Stated exercise —
Give the count of lines that include the string "单独二胎". Add nothing to it.

Stored entries:
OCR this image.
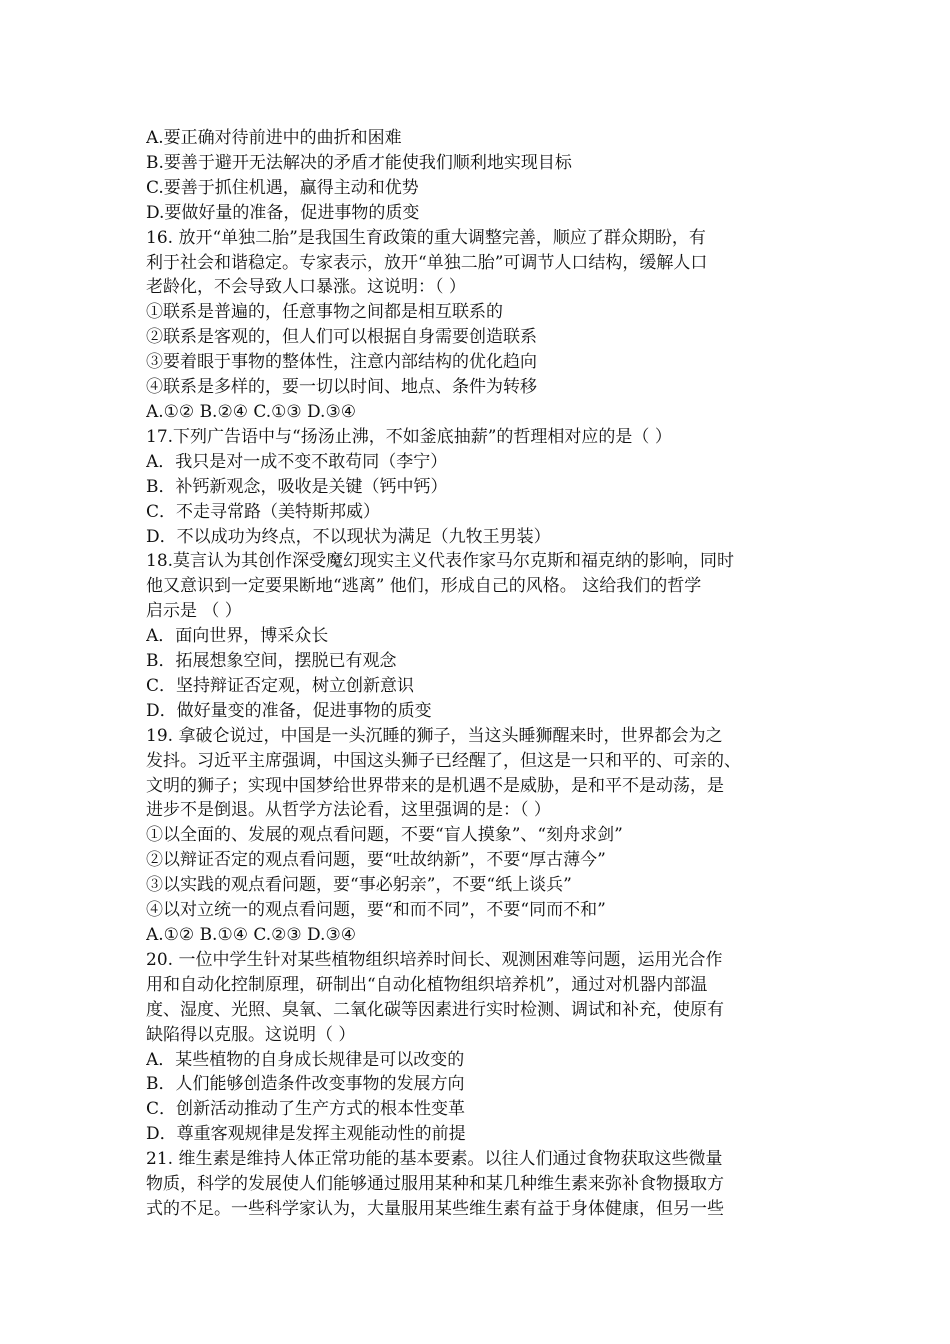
A.要正确对待前进中的曲折和困难
B.要善于避开无法解决的矛盾才能使我们顺利地实现目标
C.要善于抓住机遇，赢得主动和优势
D.要做好量的准备，促进事物的质变
16. 放开“单独二胎”是我国生育政策的重大调整完善，顺应了群众期盼，有
利于社会和谐稳定。专家表示，放开“单独二胎”可调节人口结构，缓解人口
老龄化，不会导致人口暴涨。这说明：（ ）
①联系是普遍的，任意事物之间都是相互联系的
②联系是客观的，但人们可以根据自身需要创造联系
③要着眼于事物的整体性，注意内部结构的优化趋向
④联系是多样的，要一切以时间、地点、条件为转移
A.①② B.②④ C.①③ D.③④
17.下列广告语中与“扬汤止沸，不如釜底抽薪”的哲理相对应的是（ ）
A．我只是对一成不变不敢苟同（李宁）
B．补钙新观念，吸收是关键（钙中钙）
C．不走寻常路（美特斯邦威）
D．不以成功为终点，不以现状为满足（九牧王男装）
18.莫言认为其创作深受魔幻现实主义代表作家马尔克斯和福克纳的影响，同时
他又意识到一定要果断地“逃离” 他们，形成自己的风格。 这给我们的哲学
启示是 （ ）
A．面向世界，博采众长
B．拓展想象空间，摆脱已有观念
C．坚持辩证否定观，树立创新意识
D．做好量变的准备，促进事物的质变
19. 拿破仑说过，中国是一头沉睡的狮子，当这头睡狮醒来时，世界都会为之
发抖。习近平主席强调，中国这头狮子已经醒了，但这是一只和平的、可亲的、
文明的狮子；实现中国梦给世界带来的是机遇不是威胁，是和平不是动荡，是
进步不是倒退。从哲学方法论看，这里强调的是：（ ）
①以全面的、发展的观点看问题，不要“盲人摸象”、“刻舟求剑”
②以辩证否定的观点看问题，要“吐故纳新”，不要“厚古薄今”
③以实践的观点看问题，要“事必躬亲”，不要“纸上谈兵”
④以对立统一的观点看问题，要“和而不同”，不要“同而不和”
A.①② B.①④ C.②③ D.③④
20. 一位中学生针对某些植物组织培养时间长、观测困难等问题，运用光合作
用和自动化控制原理，研制出“自动化植物组织培养机”，通过对机器内部温
度、湿度、光照、臭氧、二氧化碳等因素进行实时检测、调试和补充，使原有
缺陷得以克服。这说明（ ）
A．某些植物的自身成长规律是可以改变的
B．人们能够创造条件改变事物的发展方向
C．创新活动推动了生产方式的根本性变革
D．尊重客观规律是发挥主观能动性的前提
21. 维生素是维持人体正常功能的基本要素。以往人们通过食物获取这些微量
物质，科学的发展使人们能够通过服用某种和某几种维生素来弥补食物摄取方
式的不足。一些科学家认为，大量服用某些维生素有益于身体健康，但另一些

Response to the task —
2